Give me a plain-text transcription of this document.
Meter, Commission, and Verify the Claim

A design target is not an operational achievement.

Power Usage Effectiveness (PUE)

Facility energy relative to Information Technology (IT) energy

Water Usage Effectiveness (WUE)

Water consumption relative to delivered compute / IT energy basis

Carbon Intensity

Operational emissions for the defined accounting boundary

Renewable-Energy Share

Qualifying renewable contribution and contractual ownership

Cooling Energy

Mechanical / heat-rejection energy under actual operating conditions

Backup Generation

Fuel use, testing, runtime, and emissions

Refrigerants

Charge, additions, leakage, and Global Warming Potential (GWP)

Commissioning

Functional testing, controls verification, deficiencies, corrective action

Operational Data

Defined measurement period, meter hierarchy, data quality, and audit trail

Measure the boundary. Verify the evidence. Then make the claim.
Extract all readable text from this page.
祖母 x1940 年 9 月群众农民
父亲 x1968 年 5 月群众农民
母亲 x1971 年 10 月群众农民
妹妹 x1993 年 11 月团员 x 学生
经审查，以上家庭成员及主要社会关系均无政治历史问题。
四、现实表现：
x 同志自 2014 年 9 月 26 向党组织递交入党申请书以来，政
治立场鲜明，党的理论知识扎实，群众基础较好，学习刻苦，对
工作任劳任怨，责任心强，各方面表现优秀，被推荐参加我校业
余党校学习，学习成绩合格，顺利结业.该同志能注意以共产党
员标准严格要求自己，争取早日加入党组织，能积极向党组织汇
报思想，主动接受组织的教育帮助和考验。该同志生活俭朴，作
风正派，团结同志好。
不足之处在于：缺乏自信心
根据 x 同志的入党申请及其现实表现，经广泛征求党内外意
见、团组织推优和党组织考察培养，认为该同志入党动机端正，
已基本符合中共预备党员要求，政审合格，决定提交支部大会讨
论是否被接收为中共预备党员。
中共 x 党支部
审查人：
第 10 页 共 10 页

Work required » Reply with nothing except the number of lines in the listing above that include "Usage".

Task solution » 2